Start of Data to use

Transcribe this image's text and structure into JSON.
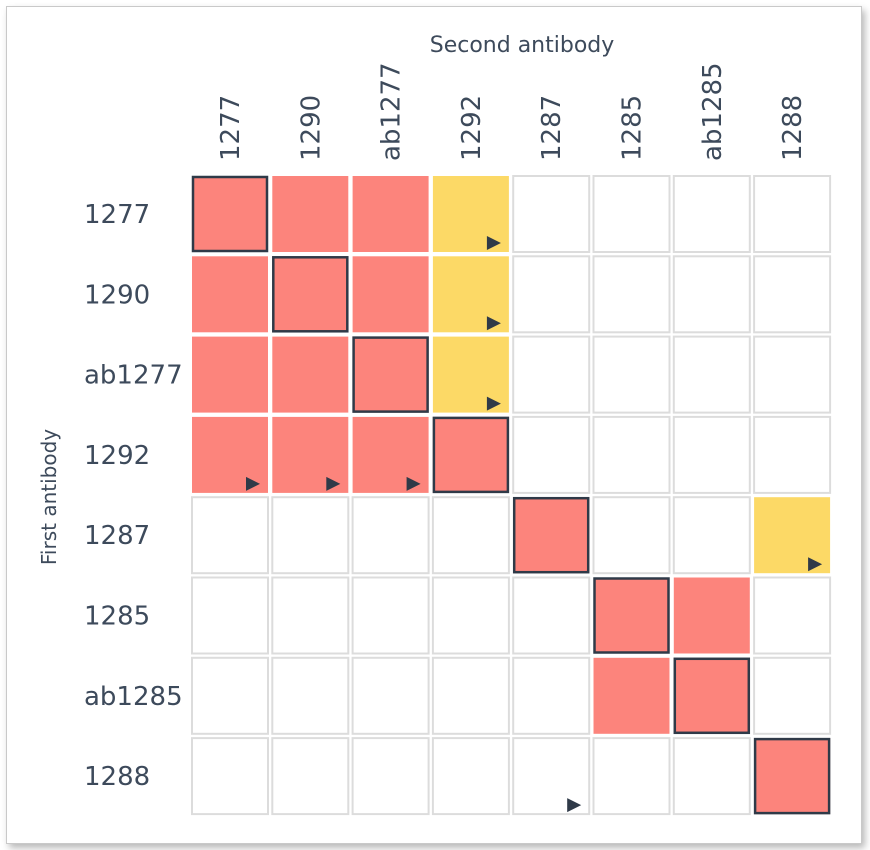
{
  "chart_data": {
    "type": "heatmap",
    "title": "",
    "xlabel": "Second antibody",
    "ylabel": "First antibody",
    "x_categories": [
      "1277",
      "1290",
      "ab1277",
      "1292",
      "1287",
      "1285",
      "ab1285",
      "1288"
    ],
    "y_categories": [
      "1277",
      "1290",
      "ab1277",
      "1292",
      "1287",
      "1285",
      "ab1285",
      "1288"
    ],
    "legend": {
      "blocked": "#fc847c",
      "partial": "#fcd966",
      "none": "#ffffff"
    },
    "matrix": [
      [
        "blocked",
        "blocked",
        "blocked",
        "partial",
        "none",
        "none",
        "none",
        "none"
      ],
      [
        "blocked",
        "blocked",
        "blocked",
        "partial",
        "none",
        "none",
        "none",
        "none"
      ],
      [
        "blocked",
        "blocked",
        "blocked",
        "partial",
        "none",
        "none",
        "none",
        "none"
      ],
      [
        "blocked",
        "blocked",
        "blocked",
        "blocked",
        "none",
        "none",
        "none",
        "none"
      ],
      [
        "none",
        "none",
        "none",
        "none",
        "blocked",
        "none",
        "none",
        "partial"
      ],
      [
        "none",
        "none",
        "none",
        "none",
        "none",
        "blocked",
        "blocked",
        "none"
      ],
      [
        "none",
        "none",
        "none",
        "none",
        "none",
        "blocked",
        "blocked",
        "none"
      ],
      [
        "none",
        "none",
        "none",
        "none",
        "none",
        "none",
        "none",
        "blocked"
      ]
    ],
    "marker_cells": [
      [
        0,
        3
      ],
      [
        1,
        3
      ],
      [
        2,
        3
      ],
      [
        3,
        0
      ],
      [
        3,
        1
      ],
      [
        3,
        2
      ],
      [
        4,
        7
      ],
      [
        7,
        4
      ]
    ],
    "grid": true
  }
}
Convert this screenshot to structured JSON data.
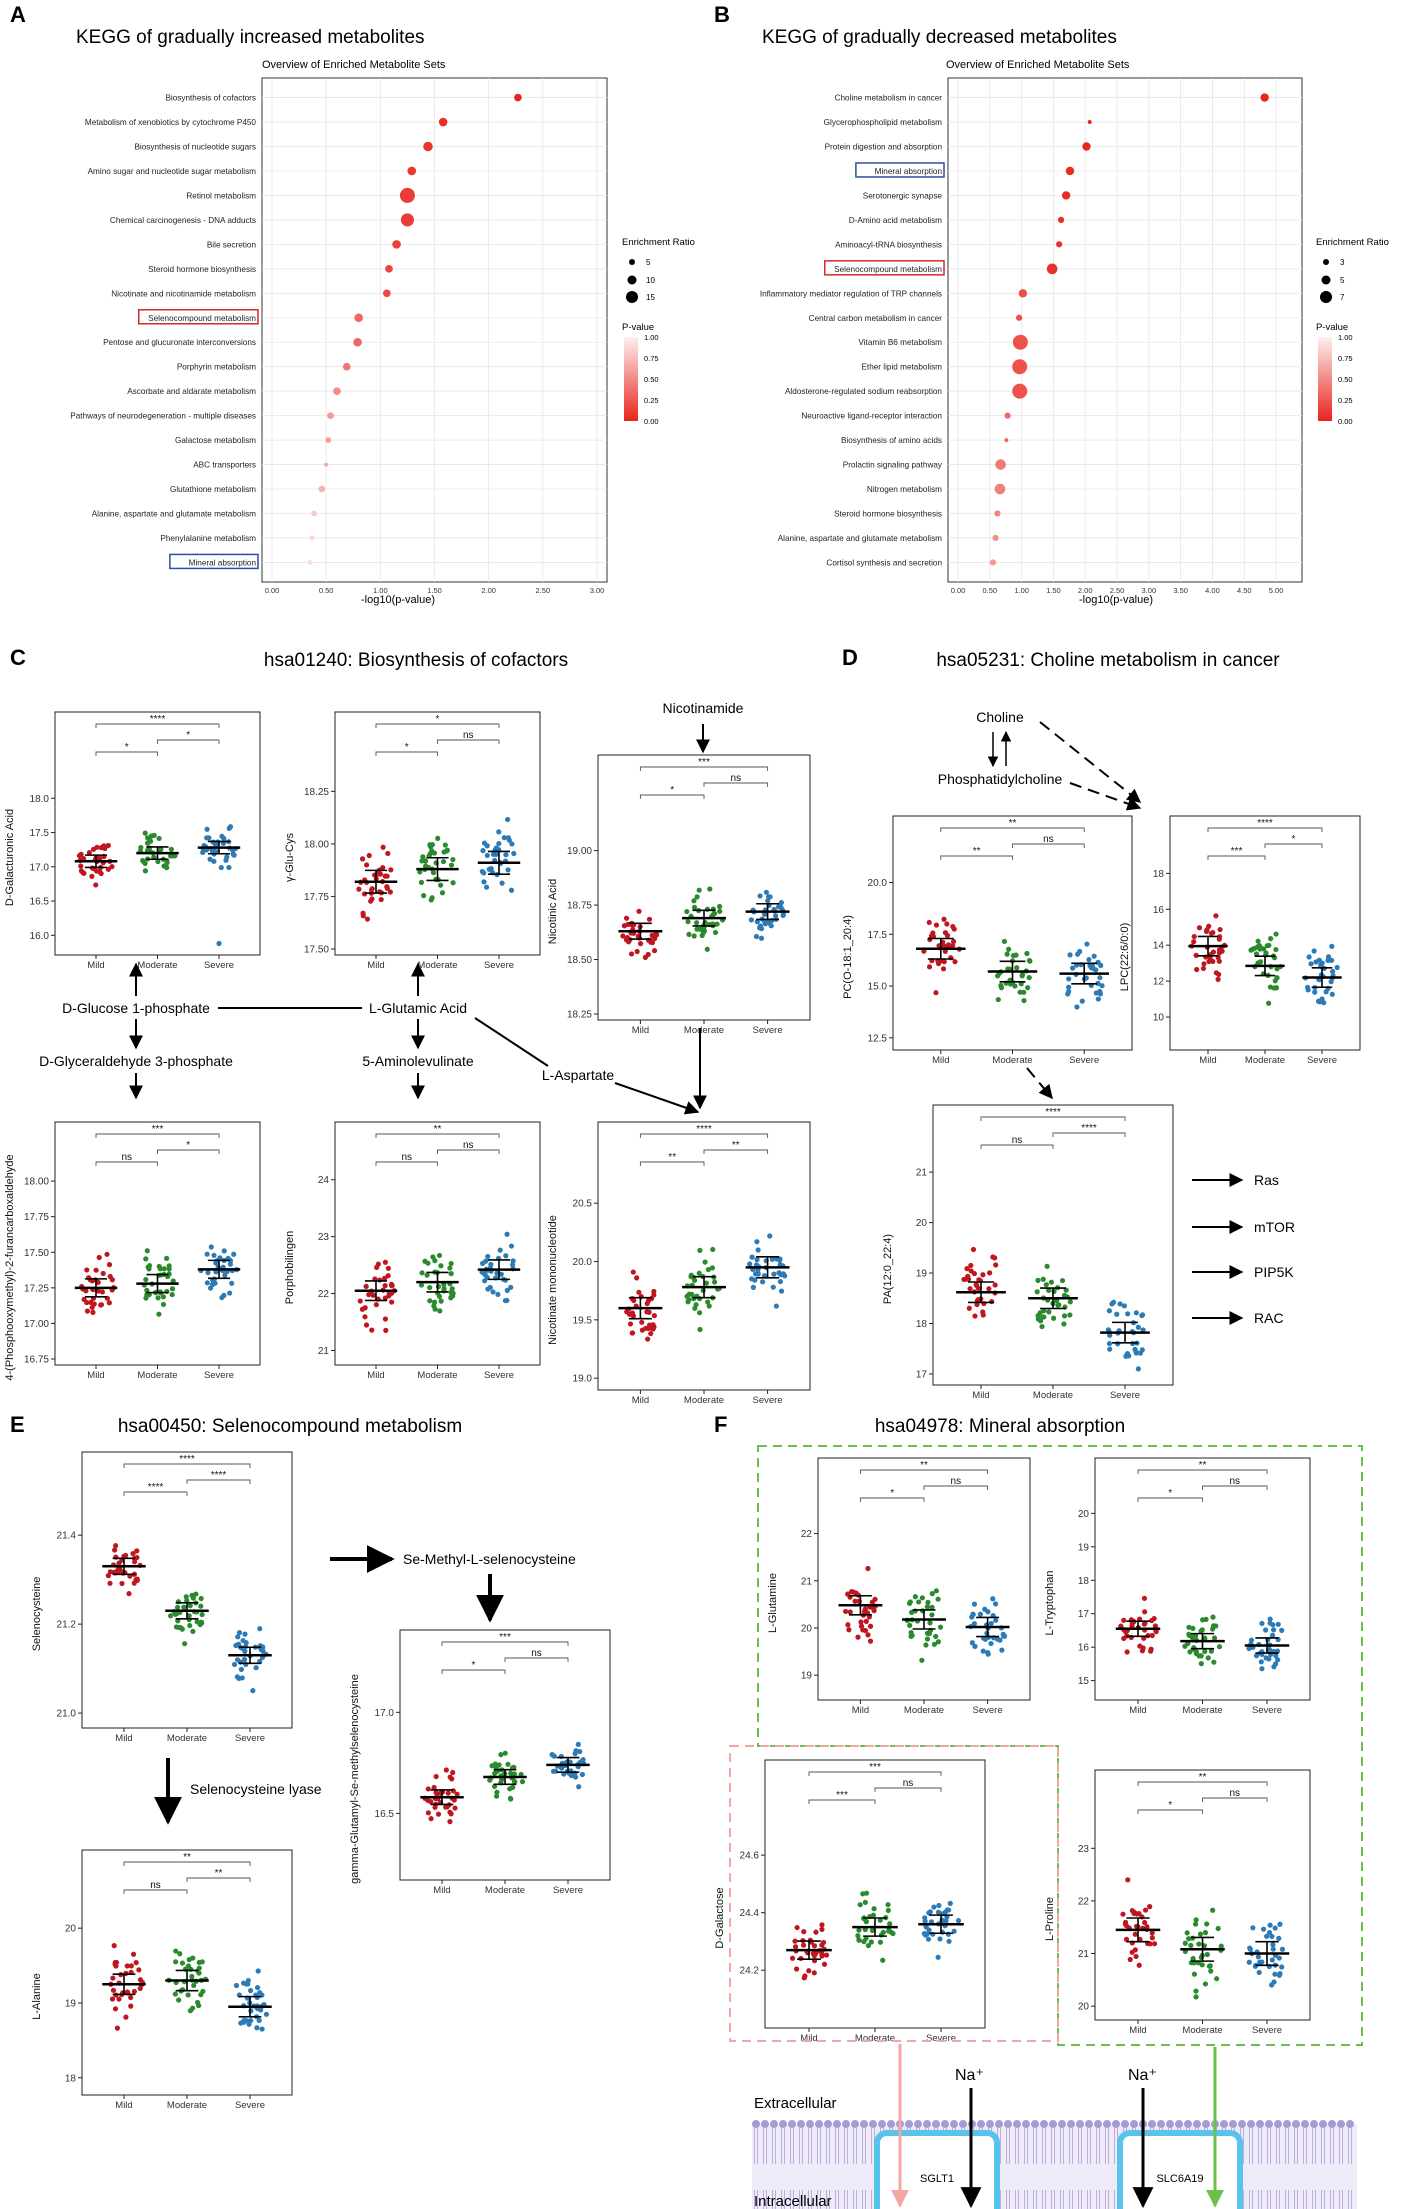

End of Data to use

» Work instruction: The required output is each line of the entries that contains the word "this".

» Response area:
Transcribe this image's text and structure into JSON.
Convert this screenshot to structured JSON data.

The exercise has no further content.